--- Stated task ---
Locate every line in the material below that has the word "till". Copy each of those lines.

--- Provided data ---
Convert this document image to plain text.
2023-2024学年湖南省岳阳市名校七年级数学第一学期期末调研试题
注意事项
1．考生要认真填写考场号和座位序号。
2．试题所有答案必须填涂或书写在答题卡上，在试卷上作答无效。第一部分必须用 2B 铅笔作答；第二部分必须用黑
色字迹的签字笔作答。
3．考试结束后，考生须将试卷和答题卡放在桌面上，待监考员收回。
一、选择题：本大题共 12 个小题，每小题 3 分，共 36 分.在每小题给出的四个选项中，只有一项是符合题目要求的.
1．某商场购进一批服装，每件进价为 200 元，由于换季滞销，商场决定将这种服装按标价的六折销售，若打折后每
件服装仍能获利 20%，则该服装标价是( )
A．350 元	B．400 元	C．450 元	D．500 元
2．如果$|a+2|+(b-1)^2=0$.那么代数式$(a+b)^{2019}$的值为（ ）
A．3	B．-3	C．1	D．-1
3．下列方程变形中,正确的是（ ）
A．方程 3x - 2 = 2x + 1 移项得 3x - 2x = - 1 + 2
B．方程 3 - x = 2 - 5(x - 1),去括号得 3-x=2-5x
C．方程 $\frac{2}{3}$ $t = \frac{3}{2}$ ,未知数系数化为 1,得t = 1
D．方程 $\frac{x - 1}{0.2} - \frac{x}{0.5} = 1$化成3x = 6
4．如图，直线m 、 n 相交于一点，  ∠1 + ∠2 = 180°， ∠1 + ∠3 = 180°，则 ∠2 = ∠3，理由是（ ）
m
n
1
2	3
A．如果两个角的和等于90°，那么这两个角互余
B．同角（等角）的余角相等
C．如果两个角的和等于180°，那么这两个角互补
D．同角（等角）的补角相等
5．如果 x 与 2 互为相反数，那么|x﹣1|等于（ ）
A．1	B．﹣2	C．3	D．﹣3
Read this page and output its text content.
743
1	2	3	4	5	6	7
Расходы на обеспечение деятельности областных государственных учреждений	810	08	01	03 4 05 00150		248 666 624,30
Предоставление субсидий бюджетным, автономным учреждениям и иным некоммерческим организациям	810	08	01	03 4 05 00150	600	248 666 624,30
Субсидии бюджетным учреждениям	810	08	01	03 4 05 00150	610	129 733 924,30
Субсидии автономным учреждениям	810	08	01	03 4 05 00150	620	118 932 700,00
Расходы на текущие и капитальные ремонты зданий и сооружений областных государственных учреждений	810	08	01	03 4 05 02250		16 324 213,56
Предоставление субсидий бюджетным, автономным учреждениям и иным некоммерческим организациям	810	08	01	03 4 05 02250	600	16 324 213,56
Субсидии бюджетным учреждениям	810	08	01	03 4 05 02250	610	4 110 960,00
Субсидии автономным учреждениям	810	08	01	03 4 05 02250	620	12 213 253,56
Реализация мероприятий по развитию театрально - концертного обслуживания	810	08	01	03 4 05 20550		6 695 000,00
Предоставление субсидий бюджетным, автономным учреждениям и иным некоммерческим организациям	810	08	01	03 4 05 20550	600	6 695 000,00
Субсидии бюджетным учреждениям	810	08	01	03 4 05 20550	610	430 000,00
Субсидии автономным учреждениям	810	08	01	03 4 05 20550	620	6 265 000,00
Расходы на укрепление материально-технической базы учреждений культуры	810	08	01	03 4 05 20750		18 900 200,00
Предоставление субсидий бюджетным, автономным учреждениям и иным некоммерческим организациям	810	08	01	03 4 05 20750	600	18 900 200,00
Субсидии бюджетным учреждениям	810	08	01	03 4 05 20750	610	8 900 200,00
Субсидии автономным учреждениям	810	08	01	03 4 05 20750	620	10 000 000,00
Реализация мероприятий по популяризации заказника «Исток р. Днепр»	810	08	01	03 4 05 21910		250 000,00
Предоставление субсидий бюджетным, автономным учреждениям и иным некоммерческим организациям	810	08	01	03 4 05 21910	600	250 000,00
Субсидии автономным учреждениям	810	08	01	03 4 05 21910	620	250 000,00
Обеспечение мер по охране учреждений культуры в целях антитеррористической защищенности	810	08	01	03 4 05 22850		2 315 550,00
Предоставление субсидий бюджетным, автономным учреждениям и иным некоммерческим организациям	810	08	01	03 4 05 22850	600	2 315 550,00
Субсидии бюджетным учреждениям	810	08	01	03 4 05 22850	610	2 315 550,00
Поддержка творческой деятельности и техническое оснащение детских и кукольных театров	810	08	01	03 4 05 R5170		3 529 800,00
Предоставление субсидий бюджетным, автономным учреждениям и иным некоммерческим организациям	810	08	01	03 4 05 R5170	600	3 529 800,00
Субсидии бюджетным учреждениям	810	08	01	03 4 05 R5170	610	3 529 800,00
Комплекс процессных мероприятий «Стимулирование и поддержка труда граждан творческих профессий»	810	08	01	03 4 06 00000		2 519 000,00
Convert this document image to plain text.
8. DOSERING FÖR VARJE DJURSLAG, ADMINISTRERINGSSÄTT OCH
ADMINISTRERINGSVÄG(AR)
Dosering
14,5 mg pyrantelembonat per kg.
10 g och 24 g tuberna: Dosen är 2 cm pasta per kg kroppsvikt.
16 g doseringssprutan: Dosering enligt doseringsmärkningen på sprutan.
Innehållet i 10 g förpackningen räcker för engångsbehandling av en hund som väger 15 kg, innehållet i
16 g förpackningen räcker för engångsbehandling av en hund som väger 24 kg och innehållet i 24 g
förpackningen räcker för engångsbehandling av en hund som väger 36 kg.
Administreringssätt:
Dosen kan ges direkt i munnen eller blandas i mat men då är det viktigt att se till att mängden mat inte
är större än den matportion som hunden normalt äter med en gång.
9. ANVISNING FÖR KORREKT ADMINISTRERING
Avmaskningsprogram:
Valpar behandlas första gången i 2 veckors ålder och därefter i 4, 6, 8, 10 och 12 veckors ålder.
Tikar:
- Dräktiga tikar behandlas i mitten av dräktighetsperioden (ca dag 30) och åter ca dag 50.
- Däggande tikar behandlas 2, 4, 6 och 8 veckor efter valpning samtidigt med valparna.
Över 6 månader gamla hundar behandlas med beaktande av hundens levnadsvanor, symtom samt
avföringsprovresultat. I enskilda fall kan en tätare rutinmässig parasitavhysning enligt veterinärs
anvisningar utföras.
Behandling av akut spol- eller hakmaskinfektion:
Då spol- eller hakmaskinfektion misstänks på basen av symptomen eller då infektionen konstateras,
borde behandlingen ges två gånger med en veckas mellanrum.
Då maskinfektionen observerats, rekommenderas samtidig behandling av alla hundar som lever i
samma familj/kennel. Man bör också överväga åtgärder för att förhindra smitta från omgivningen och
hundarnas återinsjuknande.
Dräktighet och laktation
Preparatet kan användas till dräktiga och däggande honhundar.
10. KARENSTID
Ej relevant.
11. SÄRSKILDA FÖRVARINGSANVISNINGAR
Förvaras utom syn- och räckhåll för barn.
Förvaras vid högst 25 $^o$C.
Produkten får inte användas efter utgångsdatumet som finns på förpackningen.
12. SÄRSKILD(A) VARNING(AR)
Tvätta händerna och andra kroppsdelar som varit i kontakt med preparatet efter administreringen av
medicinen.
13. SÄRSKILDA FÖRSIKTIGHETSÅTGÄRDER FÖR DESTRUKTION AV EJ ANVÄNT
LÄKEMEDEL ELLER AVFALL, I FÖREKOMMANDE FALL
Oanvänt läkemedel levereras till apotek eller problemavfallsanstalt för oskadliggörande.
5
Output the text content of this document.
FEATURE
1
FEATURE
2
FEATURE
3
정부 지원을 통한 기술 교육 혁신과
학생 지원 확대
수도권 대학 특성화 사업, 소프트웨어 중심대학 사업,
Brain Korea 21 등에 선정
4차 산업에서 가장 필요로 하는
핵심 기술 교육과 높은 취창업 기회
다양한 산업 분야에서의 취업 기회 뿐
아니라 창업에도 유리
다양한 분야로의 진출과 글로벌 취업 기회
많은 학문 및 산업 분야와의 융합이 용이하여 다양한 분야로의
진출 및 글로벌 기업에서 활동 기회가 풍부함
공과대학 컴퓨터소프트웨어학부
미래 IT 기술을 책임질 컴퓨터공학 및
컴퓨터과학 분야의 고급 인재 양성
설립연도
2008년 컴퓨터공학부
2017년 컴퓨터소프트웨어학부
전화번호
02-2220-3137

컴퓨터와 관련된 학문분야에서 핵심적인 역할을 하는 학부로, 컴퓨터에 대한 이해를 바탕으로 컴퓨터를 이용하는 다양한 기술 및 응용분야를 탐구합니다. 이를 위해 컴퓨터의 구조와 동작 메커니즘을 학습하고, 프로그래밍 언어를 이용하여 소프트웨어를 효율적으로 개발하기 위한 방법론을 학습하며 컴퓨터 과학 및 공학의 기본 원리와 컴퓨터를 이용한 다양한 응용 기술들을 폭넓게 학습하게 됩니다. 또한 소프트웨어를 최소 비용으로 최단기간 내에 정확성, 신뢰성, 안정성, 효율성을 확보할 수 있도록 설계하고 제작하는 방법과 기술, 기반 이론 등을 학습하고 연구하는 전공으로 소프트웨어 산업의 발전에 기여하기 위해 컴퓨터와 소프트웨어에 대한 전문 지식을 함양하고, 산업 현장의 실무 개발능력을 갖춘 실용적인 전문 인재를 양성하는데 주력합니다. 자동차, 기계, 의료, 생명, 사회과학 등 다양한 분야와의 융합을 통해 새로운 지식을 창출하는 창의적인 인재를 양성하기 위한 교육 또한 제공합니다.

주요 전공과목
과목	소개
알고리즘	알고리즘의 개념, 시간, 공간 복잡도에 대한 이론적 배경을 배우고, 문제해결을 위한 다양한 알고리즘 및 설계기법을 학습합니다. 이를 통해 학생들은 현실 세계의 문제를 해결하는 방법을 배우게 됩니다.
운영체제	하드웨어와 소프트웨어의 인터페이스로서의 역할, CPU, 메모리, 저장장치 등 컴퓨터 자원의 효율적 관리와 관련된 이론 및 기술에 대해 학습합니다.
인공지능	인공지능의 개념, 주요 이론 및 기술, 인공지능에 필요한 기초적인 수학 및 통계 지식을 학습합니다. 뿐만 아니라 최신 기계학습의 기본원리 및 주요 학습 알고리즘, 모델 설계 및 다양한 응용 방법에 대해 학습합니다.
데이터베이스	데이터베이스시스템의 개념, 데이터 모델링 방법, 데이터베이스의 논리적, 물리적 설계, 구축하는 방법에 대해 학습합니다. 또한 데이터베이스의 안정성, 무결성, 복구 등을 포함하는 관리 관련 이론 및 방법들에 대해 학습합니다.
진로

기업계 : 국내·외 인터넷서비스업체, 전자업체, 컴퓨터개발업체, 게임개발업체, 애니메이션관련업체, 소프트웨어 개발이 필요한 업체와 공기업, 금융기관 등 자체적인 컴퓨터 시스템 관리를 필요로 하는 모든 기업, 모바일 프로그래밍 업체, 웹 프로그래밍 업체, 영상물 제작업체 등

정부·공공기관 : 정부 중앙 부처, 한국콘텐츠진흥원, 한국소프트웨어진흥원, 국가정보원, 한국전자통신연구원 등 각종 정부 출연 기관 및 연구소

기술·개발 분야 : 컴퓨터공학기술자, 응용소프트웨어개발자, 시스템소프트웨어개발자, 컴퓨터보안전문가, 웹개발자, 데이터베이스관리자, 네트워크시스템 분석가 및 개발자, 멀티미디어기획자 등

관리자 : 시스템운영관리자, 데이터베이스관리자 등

--- Answer for the task ---
Dosen kan ges direkt i munnen eller blandas i mat men då är det viktigt att se till att mängden mat inte
Preparatet kan användas till dräktiga och däggande honhundar.
Oanvänt läkemedel levereras till apotek eller problemavfallsanstalt för oskadliggörande.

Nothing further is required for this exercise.